*What you are asked to do:*
Check every line below for the word "heading" and copy the ones that have it.

*Task input:*
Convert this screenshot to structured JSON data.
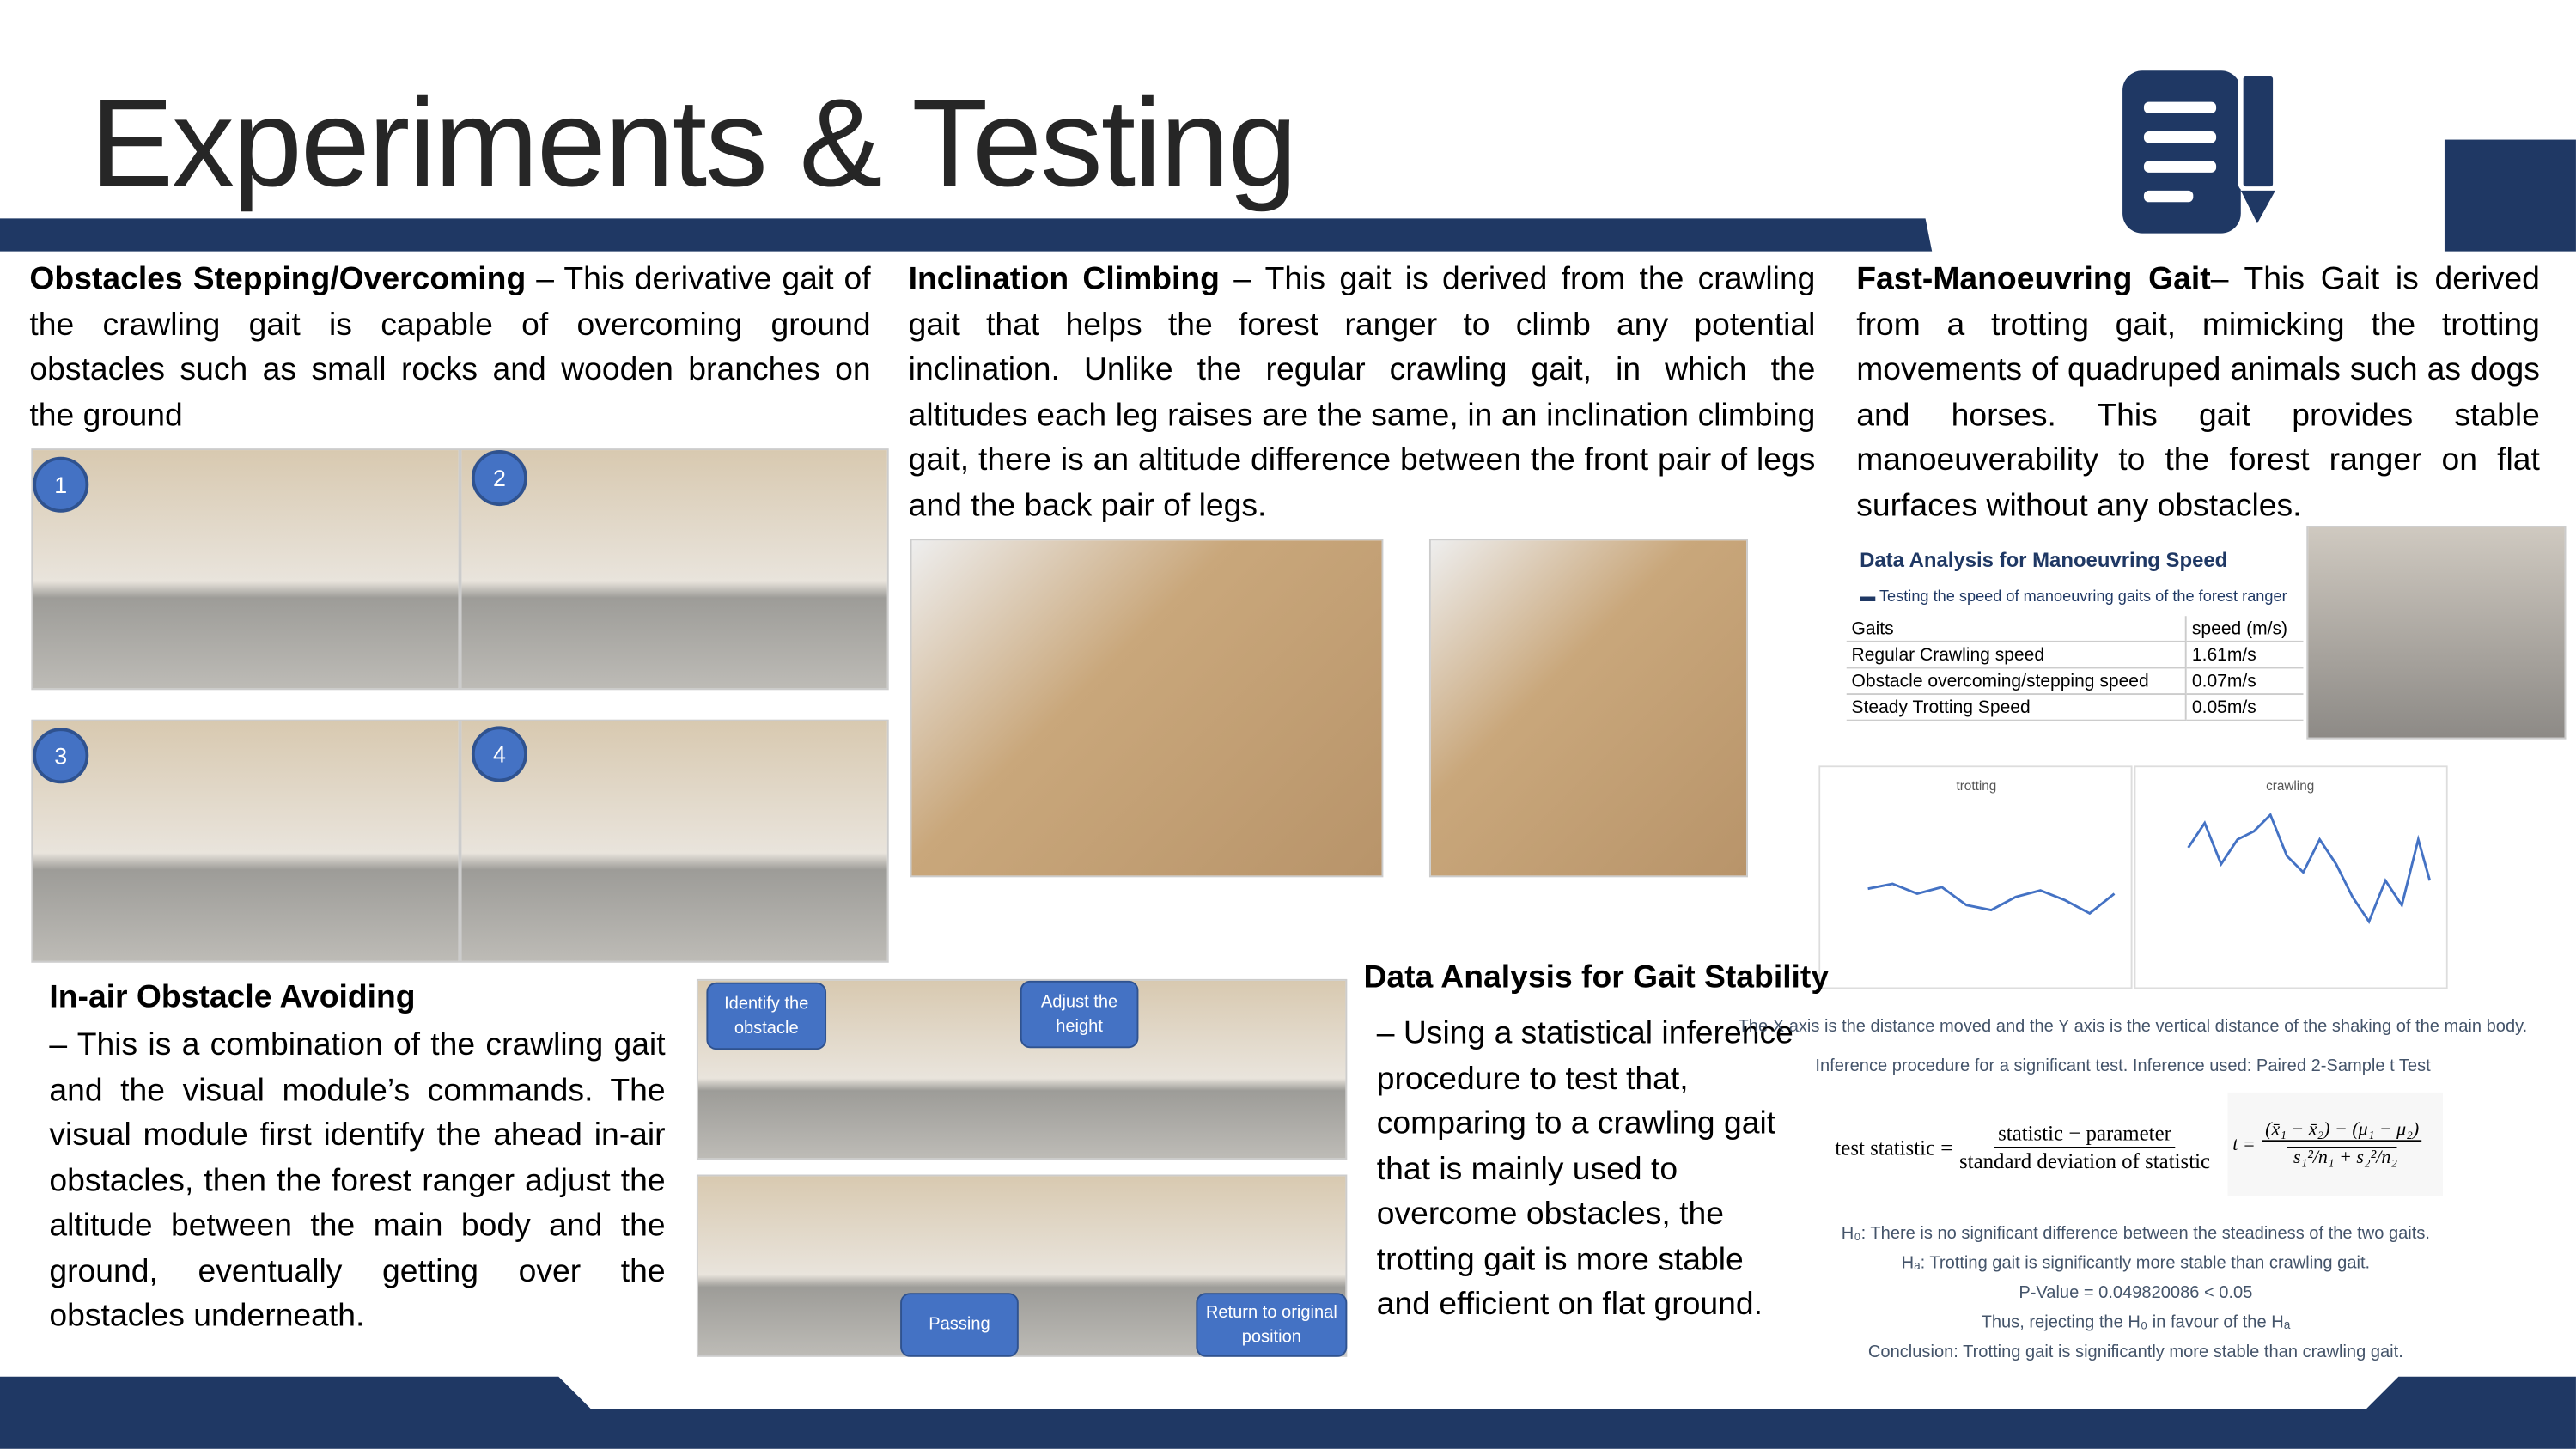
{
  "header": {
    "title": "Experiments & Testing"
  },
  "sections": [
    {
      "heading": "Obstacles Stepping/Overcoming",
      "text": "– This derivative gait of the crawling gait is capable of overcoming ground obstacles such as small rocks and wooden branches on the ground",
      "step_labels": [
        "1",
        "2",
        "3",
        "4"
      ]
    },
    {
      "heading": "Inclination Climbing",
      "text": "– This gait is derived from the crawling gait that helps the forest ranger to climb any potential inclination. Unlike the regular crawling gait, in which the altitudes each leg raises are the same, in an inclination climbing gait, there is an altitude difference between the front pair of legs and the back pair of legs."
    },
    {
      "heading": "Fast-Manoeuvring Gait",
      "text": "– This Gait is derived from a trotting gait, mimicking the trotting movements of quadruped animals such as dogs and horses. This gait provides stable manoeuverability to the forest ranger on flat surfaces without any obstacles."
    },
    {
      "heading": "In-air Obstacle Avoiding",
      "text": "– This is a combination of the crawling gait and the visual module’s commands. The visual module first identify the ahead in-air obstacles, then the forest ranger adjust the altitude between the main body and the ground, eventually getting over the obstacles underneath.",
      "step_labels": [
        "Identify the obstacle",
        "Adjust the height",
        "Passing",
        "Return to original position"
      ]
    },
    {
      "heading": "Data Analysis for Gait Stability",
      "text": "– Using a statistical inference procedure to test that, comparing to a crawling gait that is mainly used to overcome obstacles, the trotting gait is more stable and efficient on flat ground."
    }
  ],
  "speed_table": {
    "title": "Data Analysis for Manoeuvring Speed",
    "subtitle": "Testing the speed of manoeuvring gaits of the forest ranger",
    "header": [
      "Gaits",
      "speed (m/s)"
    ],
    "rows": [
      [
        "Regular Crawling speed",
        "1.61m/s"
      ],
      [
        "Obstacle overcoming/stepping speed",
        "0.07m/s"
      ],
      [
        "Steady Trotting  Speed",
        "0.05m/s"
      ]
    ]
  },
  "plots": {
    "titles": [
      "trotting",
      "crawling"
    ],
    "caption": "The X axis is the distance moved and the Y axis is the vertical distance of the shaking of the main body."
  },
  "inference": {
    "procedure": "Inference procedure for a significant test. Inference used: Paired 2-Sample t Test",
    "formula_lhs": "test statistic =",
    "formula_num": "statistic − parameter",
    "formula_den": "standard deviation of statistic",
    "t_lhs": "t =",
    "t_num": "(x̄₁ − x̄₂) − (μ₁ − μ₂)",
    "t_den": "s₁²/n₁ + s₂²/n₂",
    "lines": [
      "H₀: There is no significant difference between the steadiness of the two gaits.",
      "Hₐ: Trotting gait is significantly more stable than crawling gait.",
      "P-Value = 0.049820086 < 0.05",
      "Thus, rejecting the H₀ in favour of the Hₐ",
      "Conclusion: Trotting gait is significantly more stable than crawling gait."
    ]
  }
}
---
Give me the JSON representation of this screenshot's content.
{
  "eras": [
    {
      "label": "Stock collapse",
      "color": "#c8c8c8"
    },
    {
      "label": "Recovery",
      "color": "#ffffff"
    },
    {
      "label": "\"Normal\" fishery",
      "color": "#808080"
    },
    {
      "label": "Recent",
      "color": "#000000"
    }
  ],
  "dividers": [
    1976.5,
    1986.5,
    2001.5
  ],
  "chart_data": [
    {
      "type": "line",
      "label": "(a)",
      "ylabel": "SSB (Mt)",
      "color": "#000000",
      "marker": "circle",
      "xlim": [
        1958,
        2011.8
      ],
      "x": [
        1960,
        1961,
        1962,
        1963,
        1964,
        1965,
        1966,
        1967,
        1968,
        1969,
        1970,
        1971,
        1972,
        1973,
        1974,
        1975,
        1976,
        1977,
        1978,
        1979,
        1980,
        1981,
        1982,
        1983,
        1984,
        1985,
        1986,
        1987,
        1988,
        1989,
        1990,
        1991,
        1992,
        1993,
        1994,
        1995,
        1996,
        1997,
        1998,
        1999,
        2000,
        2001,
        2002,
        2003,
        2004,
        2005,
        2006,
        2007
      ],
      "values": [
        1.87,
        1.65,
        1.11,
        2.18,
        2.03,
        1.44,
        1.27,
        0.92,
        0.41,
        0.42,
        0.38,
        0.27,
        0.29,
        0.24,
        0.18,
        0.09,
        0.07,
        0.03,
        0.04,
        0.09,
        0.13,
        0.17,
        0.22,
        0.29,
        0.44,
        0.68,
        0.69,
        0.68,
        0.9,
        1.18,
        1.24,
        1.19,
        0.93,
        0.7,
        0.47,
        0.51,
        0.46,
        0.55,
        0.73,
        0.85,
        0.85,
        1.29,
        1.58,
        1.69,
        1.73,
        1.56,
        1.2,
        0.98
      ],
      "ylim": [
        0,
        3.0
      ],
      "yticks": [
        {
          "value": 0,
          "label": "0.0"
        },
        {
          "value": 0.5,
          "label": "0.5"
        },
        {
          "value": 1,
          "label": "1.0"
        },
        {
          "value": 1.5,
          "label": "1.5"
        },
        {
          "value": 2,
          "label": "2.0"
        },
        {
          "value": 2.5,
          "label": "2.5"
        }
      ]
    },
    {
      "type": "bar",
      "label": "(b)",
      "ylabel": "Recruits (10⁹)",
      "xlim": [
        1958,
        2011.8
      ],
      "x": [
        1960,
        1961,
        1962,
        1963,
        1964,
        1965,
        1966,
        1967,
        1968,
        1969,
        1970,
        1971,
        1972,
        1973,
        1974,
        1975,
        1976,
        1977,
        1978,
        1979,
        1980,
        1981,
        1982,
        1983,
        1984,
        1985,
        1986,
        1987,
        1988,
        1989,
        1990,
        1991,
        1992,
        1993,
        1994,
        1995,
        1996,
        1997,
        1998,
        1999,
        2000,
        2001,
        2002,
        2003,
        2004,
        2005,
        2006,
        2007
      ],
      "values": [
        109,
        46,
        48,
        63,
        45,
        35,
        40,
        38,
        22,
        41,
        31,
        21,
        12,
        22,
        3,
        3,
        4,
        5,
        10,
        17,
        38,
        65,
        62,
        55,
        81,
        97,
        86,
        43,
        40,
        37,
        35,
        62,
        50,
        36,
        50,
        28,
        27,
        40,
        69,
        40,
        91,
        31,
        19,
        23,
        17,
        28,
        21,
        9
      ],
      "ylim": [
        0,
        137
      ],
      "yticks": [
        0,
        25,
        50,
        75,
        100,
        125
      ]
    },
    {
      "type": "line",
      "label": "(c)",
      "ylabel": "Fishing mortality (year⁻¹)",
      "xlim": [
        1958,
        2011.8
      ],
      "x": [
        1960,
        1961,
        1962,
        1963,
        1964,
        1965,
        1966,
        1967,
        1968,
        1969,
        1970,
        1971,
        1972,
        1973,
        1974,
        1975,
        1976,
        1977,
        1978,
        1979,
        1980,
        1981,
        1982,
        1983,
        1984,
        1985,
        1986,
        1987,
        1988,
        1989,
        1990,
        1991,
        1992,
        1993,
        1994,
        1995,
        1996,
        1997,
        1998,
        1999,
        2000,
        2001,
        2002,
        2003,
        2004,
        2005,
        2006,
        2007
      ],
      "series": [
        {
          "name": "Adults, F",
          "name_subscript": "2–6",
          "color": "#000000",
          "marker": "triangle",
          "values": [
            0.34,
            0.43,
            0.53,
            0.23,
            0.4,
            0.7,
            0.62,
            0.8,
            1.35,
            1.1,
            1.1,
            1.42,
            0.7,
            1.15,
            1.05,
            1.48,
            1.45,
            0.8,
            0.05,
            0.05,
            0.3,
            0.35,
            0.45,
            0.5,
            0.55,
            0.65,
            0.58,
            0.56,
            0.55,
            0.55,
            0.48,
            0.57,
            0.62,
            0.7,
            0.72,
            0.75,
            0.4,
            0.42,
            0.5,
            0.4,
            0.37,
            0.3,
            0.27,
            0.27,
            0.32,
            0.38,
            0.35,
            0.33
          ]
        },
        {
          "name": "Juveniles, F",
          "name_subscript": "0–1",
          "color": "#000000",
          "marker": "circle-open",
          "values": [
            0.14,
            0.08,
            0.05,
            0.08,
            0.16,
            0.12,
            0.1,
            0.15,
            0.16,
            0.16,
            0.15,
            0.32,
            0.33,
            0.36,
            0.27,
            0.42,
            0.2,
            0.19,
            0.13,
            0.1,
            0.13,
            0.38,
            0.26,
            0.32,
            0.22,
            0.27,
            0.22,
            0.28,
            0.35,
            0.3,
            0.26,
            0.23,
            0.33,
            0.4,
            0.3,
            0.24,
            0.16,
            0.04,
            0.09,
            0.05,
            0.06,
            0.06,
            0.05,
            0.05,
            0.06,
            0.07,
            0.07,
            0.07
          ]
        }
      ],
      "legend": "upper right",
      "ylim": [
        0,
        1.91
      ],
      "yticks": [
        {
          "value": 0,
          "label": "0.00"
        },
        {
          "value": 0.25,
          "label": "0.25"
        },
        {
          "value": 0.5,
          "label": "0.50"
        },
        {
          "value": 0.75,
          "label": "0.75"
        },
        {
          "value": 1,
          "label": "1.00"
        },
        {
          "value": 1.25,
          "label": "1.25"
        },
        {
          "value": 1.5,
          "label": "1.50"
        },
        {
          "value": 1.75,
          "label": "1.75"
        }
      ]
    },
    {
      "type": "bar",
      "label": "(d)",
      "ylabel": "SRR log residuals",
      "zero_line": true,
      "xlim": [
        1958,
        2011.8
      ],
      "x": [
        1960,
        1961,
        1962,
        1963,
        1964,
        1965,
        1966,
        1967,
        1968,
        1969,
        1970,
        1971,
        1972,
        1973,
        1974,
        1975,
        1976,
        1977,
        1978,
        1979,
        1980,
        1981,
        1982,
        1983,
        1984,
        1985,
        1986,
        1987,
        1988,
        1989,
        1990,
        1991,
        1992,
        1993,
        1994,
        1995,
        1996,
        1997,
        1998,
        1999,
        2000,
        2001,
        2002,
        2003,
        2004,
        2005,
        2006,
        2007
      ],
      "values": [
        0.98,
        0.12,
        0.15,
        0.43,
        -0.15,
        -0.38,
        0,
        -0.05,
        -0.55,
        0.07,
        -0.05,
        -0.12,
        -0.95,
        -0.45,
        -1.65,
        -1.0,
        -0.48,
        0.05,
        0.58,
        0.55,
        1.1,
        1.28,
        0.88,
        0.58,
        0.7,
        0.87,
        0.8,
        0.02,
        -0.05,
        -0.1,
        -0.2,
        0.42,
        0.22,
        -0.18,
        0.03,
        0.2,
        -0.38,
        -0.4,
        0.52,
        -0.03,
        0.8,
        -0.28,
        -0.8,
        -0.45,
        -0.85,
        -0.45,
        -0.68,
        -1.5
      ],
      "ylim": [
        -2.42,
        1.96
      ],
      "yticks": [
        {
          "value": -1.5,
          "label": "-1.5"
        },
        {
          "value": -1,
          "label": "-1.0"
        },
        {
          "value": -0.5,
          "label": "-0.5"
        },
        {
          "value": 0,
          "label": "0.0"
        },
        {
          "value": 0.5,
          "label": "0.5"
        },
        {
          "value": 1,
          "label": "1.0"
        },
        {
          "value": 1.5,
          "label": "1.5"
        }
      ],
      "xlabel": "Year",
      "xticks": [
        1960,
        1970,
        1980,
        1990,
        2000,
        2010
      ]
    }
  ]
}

*Result of this exercise:*
      "heading": "Obstacles Stepping/Overcoming",
      "heading": "Inclination Climbing",
      "heading": "Fast-Manoeuvring Gait",
      "heading": "In-air Obstacle Avoiding",
      "heading": "Data Analysis for Gait Stability",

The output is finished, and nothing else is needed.